WHAT NEEDS TO BE DONE:
Would you repeat the listing exactly but omit every picture?

-- THE DATA start --

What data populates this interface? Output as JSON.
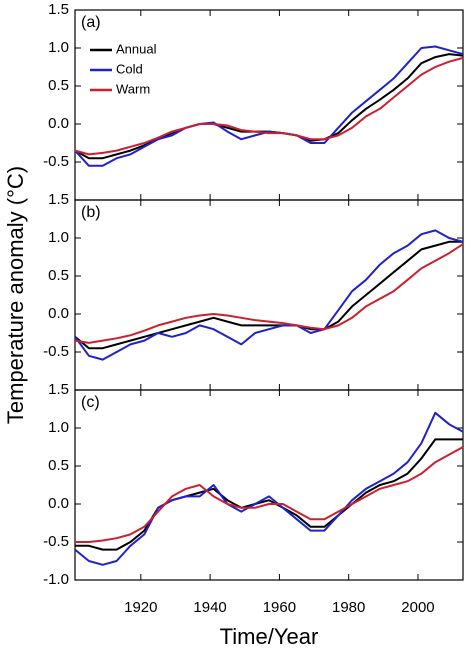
{
  "chart_data": [
    {
      "type": "line",
      "label": "(a)",
      "legend": "upper left",
      "x": [
        1901,
        1905,
        1909,
        1913,
        1917,
        1921,
        1925,
        1929,
        1933,
        1937,
        1941,
        1945,
        1949,
        1953,
        1957,
        1961,
        1965,
        1969,
        1973,
        1977,
        1981,
        1985,
        1989,
        1993,
        1997,
        2001,
        2005,
        2009,
        2013
      ],
      "xlim": [
        1901,
        2013
      ],
      "xticks": [
        1920,
        1940,
        1960,
        1980,
        2000
      ],
      "ylim": [
        -1.0,
        1.5
      ],
      "yticks": [
        -0.5,
        {
          "value": 0,
          "label": "0.0"
        },
        0.5,
        {
          "value": 1,
          "label": "1.0"
        },
        1.5
      ],
      "series": [
        {
          "name": "Annual",
          "color": "#000000",
          "values": [
            -0.35,
            -0.45,
            -0.45,
            -0.4,
            -0.35,
            -0.28,
            -0.2,
            -0.12,
            -0.05,
            0.0,
            0.0,
            -0.05,
            -0.1,
            -0.1,
            -0.1,
            -0.12,
            -0.15,
            -0.22,
            -0.2,
            -0.12,
            0.05,
            0.2,
            0.32,
            0.45,
            0.6,
            0.8,
            0.88,
            0.92,
            0.9
          ]
        },
        {
          "name": "Cold",
          "color": "#1f22cc",
          "values": [
            -0.35,
            -0.55,
            -0.55,
            -0.45,
            -0.4,
            -0.3,
            -0.2,
            -0.15,
            -0.05,
            0.0,
            0.02,
            -0.1,
            -0.2,
            -0.15,
            -0.1,
            -0.12,
            -0.15,
            -0.25,
            -0.25,
            -0.05,
            0.15,
            0.3,
            0.45,
            0.6,
            0.8,
            1.0,
            1.02,
            0.97,
            0.92
          ]
        },
        {
          "name": "Warm",
          "color": "#cc2030",
          "values": [
            -0.35,
            -0.4,
            -0.38,
            -0.35,
            -0.3,
            -0.25,
            -0.18,
            -0.1,
            -0.05,
            0.0,
            0.0,
            -0.02,
            -0.08,
            -0.1,
            -0.12,
            -0.12,
            -0.15,
            -0.2,
            -0.2,
            -0.15,
            -0.05,
            0.1,
            0.2,
            0.35,
            0.5,
            0.65,
            0.75,
            0.82,
            0.87
          ]
        }
      ]
    },
    {
      "type": "line",
      "label": "(b)",
      "ylabel": "Temperature anomaly (°C)",
      "x": [
        1901,
        1905,
        1909,
        1913,
        1917,
        1921,
        1925,
        1929,
        1933,
        1937,
        1941,
        1945,
        1949,
        1953,
        1957,
        1961,
        1965,
        1969,
        1973,
        1977,
        1981,
        1985,
        1989,
        1993,
        1997,
        2001,
        2005,
        2009,
        2013
      ],
      "xlim": [
        1901,
        2013
      ],
      "xticks": [
        1920,
        1940,
        1960,
        1980,
        2000
      ],
      "ylim": [
        -1.0,
        1.5
      ],
      "yticks": [
        -0.5,
        {
          "value": 0,
          "label": "0.0"
        },
        0.5,
        {
          "value": 1,
          "label": "1.0"
        },
        1.5
      ],
      "series": [
        {
          "color": "#000000",
          "values": [
            -0.3,
            -0.45,
            -0.45,
            -0.4,
            -0.35,
            -0.3,
            -0.25,
            -0.2,
            -0.15,
            -0.1,
            -0.05,
            -0.1,
            -0.15,
            -0.15,
            -0.15,
            -0.15,
            -0.15,
            -0.2,
            -0.2,
            -0.1,
            0.1,
            0.25,
            0.4,
            0.55,
            0.7,
            0.85,
            0.9,
            0.95,
            0.95
          ]
        },
        {
          "color": "#1f22cc",
          "values": [
            -0.3,
            -0.55,
            -0.6,
            -0.5,
            -0.4,
            -0.35,
            -0.25,
            -0.3,
            -0.25,
            -0.15,
            -0.2,
            -0.3,
            -0.4,
            -0.25,
            -0.2,
            -0.15,
            -0.15,
            -0.25,
            -0.2,
            0.05,
            0.3,
            0.45,
            0.65,
            0.8,
            0.9,
            1.05,
            1.1,
            1.0,
            0.95
          ]
        },
        {
          "color": "#cc2030",
          "values": [
            -0.35,
            -0.38,
            -0.35,
            -0.32,
            -0.28,
            -0.22,
            -0.15,
            -0.1,
            -0.05,
            -0.02,
            0.0,
            -0.02,
            -0.05,
            -0.08,
            -0.1,
            -0.12,
            -0.15,
            -0.18,
            -0.2,
            -0.15,
            -0.05,
            0.1,
            0.2,
            0.3,
            0.45,
            0.6,
            0.7,
            0.8,
            0.92
          ]
        }
      ]
    },
    {
      "type": "line",
      "label": "(c)",
      "xlabel": "Time/Year",
      "show_xtick_labels": true,
      "x": [
        1901,
        1905,
        1909,
        1913,
        1917,
        1921,
        1925,
        1929,
        1933,
        1937,
        1941,
        1945,
        1949,
        1953,
        1957,
        1961,
        1965,
        1969,
        1973,
        1977,
        1981,
        1985,
        1989,
        1993,
        1997,
        2001,
        2005,
        2009,
        2013
      ],
      "xlim": [
        1901,
        2013
      ],
      "xticks": [
        1920,
        1940,
        1960,
        1980,
        2000
      ],
      "ylim": [
        -1.0,
        1.5
      ],
      "yticks": [
        {
          "value": -1,
          "label": "-1.0"
        },
        -0.5,
        {
          "value": 0,
          "label": "0.0"
        },
        0.5,
        {
          "value": 1,
          "label": "1.0"
        },
        1.5
      ],
      "series": [
        {
          "color": "#000000",
          "values": [
            -0.55,
            -0.55,
            -0.6,
            -0.6,
            -0.5,
            -0.35,
            -0.05,
            0.05,
            0.1,
            0.15,
            0.2,
            0.05,
            -0.05,
            0.0,
            0.05,
            -0.05,
            -0.15,
            -0.3,
            -0.3,
            -0.15,
            0.0,
            0.15,
            0.25,
            0.3,
            0.4,
            0.6,
            0.85,
            0.85,
            0.85
          ]
        },
        {
          "color": "#1f22cc",
          "values": [
            -0.6,
            -0.75,
            -0.8,
            -0.75,
            -0.55,
            -0.4,
            -0.05,
            0.05,
            0.1,
            0.1,
            0.25,
            0.0,
            -0.1,
            0.0,
            0.1,
            -0.05,
            -0.2,
            -0.35,
            -0.35,
            -0.15,
            0.05,
            0.2,
            0.3,
            0.4,
            0.55,
            0.8,
            1.2,
            1.05,
            0.95
          ]
        },
        {
          "color": "#cc2030",
          "values": [
            -0.5,
            -0.5,
            -0.48,
            -0.45,
            -0.4,
            -0.3,
            -0.1,
            0.1,
            0.2,
            0.25,
            0.1,
            0.0,
            -0.05,
            -0.05,
            0.0,
            0.0,
            -0.1,
            -0.2,
            -0.2,
            -0.1,
            0.0,
            0.1,
            0.2,
            0.25,
            0.3,
            0.4,
            0.55,
            0.65,
            0.75
          ]
        }
      ]
    }
  ]
}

-- THE DATA end --

WRITTEN ANSWER:
What data populates this interface? Output as JSON.
{
  "chart_data": [
    {
      "type": "line",
      "label": "(a)",
      "legend": "upper left",
      "x": [
        1901,
        1905,
        1909,
        1913,
        1917,
        1921,
        1925,
        1929,
        1933,
        1937,
        1941,
        1945,
        1949,
        1953,
        1957,
        1961,
        1965,
        1969,
        1973,
        1977,
        1981,
        1985,
        1989,
        1993,
        1997,
        2001,
        2005,
        2009,
        2013
      ],
      "xlim": [
        1901,
        2013
      ],
      "xticks": [
        1920,
        1940,
        1960,
        1980,
        2000
      ],
      "ylim": [
        -1.0,
        1.5
      ],
      "yticks": [
        -0.5,
        {
          "value": 0,
          "label": "0.0"
        },
        0.5,
        {
          "value": 1,
          "label": "1.0"
        },
        1.5
      ],
      "series": [
        {
          "name": "Annual",
          "color": "#000000",
          "values": [
            -0.35,
            -0.45,
            -0.45,
            -0.4,
            -0.35,
            -0.28,
            -0.2,
            -0.12,
            -0.05,
            0.0,
            0.0,
            -0.05,
            -0.1,
            -0.1,
            -0.1,
            -0.12,
            -0.15,
            -0.22,
            -0.2,
            -0.12,
            0.05,
            0.2,
            0.32,
            0.45,
            0.6,
            0.8,
            0.88,
            0.92,
            0.9
          ]
        },
        {
          "name": "Cold",
          "color": "#1f22cc",
          "values": [
            -0.35,
            -0.55,
            -0.55,
            -0.45,
            -0.4,
            -0.3,
            -0.2,
            -0.15,
            -0.05,
            0.0,
            0.02,
            -0.1,
            -0.2,
            -0.15,
            -0.1,
            -0.12,
            -0.15,
            -0.25,
            -0.25,
            -0.05,
            0.15,
            0.3,
            0.45,
            0.6,
            0.8,
            1.0,
            1.02,
            0.97,
            0.92
          ]
        },
        {
          "name": "Warm",
          "color": "#cc2030",
          "values": [
            -0.35,
            -0.4,
            -0.38,
            -0.35,
            -0.3,
            -0.25,
            -0.18,
            -0.1,
            -0.05,
            0.0,
            0.0,
            -0.02,
            -0.08,
            -0.1,
            -0.12,
            -0.12,
            -0.15,
            -0.2,
            -0.2,
            -0.15,
            -0.05,
            0.1,
            0.2,
            0.35,
            0.5,
            0.65,
            0.75,
            0.82,
            0.87
          ]
        }
      ]
    },
    {
      "type": "line",
      "label": "(b)",
      "ylabel": "Temperature anomaly (°C)",
      "x": [
        1901,
        1905,
        1909,
        1913,
        1917,
        1921,
        1925,
        1929,
        1933,
        1937,
        1941,
        1945,
        1949,
        1953,
        1957,
        1961,
        1965,
        1969,
        1973,
        1977,
        1981,
        1985,
        1989,
        1993,
        1997,
        2001,
        2005,
        2009,
        2013
      ],
      "xlim": [
        1901,
        2013
      ],
      "xticks": [
        1920,
        1940,
        1960,
        1980,
        2000
      ],
      "ylim": [
        -1.0,
        1.5
      ],
      "yticks": [
        -0.5,
        {
          "value": 0,
          "label": "0.0"
        },
        0.5,
        {
          "value": 1,
          "label": "1.0"
        },
        1.5
      ],
      "series": [
        {
          "color": "#000000",
          "values": [
            -0.3,
            -0.45,
            -0.45,
            -0.4,
            -0.35,
            -0.3,
            -0.25,
            -0.2,
            -0.15,
            -0.1,
            -0.05,
            -0.1,
            -0.15,
            -0.15,
            -0.15,
            -0.15,
            -0.15,
            -0.2,
            -0.2,
            -0.1,
            0.1,
            0.25,
            0.4,
            0.55,
            0.7,
            0.85,
            0.9,
            0.95,
            0.95
          ]
        },
        {
          "color": "#1f22cc",
          "values": [
            -0.3,
            -0.55,
            -0.6,
            -0.5,
            -0.4,
            -0.35,
            -0.25,
            -0.3,
            -0.25,
            -0.15,
            -0.2,
            -0.3,
            -0.4,
            -0.25,
            -0.2,
            -0.15,
            -0.15,
            -0.25,
            -0.2,
            0.05,
            0.3,
            0.45,
            0.65,
            0.8,
            0.9,
            1.05,
            1.1,
            1.0,
            0.95
          ]
        },
        {
          "color": "#cc2030",
          "values": [
            -0.35,
            -0.38,
            -0.35,
            -0.32,
            -0.28,
            -0.22,
            -0.15,
            -0.1,
            -0.05,
            -0.02,
            0.0,
            -0.02,
            -0.05,
            -0.08,
            -0.1,
            -0.12,
            -0.15,
            -0.18,
            -0.2,
            -0.15,
            -0.05,
            0.1,
            0.2,
            0.3,
            0.45,
            0.6,
            0.7,
            0.8,
            0.92
          ]
        }
      ]
    },
    {
      "type": "line",
      "label": "(c)",
      "xlabel": "Time/Year",
      "show_xtick_labels": true,
      "x": [
        1901,
        1905,
        1909,
        1913,
        1917,
        1921,
        1925,
        1929,
        1933,
        1937,
        1941,
        1945,
        1949,
        1953,
        1957,
        1961,
        1965,
        1969,
        1973,
        1977,
        1981,
        1985,
        1989,
        1993,
        1997,
        2001,
        2005,
        2009,
        2013
      ],
      "xlim": [
        1901,
        2013
      ],
      "xticks": [
        1920,
        1940,
        1960,
        1980,
        2000
      ],
      "ylim": [
        -1.0,
        1.5
      ],
      "yticks": [
        {
          "value": -1,
          "label": "-1.0"
        },
        -0.5,
        {
          "value": 0,
          "label": "0.0"
        },
        0.5,
        {
          "value": 1,
          "label": "1.0"
        },
        1.5
      ],
      "series": [
        {
          "color": "#000000",
          "values": [
            -0.55,
            -0.55,
            -0.6,
            -0.6,
            -0.5,
            -0.35,
            -0.05,
            0.05,
            0.1,
            0.15,
            0.2,
            0.05,
            -0.05,
            0.0,
            0.05,
            -0.05,
            -0.15,
            -0.3,
            -0.3,
            -0.15,
            0.0,
            0.15,
            0.25,
            0.3,
            0.4,
            0.6,
            0.85,
            0.85,
            0.85
          ]
        },
        {
          "color": "#1f22cc",
          "values": [
            -0.6,
            -0.75,
            -0.8,
            -0.75,
            -0.55,
            -0.4,
            -0.05,
            0.05,
            0.1,
            0.1,
            0.25,
            0.0,
            -0.1,
            0.0,
            0.1,
            -0.05,
            -0.2,
            -0.35,
            -0.35,
            -0.15,
            0.05,
            0.2,
            0.3,
            0.4,
            0.55,
            0.8,
            1.2,
            1.05,
            0.95
          ]
        },
        {
          "color": "#cc2030",
          "values": [
            -0.5,
            -0.5,
            -0.48,
            -0.45,
            -0.4,
            -0.3,
            -0.1,
            0.1,
            0.2,
            0.25,
            0.1,
            0.0,
            -0.05,
            -0.05,
            0.0,
            0.0,
            -0.1,
            -0.2,
            -0.2,
            -0.1,
            0.0,
            0.1,
            0.2,
            0.25,
            0.3,
            0.4,
            0.55,
            0.65,
            0.75
          ]
        }
      ]
    }
  ]
}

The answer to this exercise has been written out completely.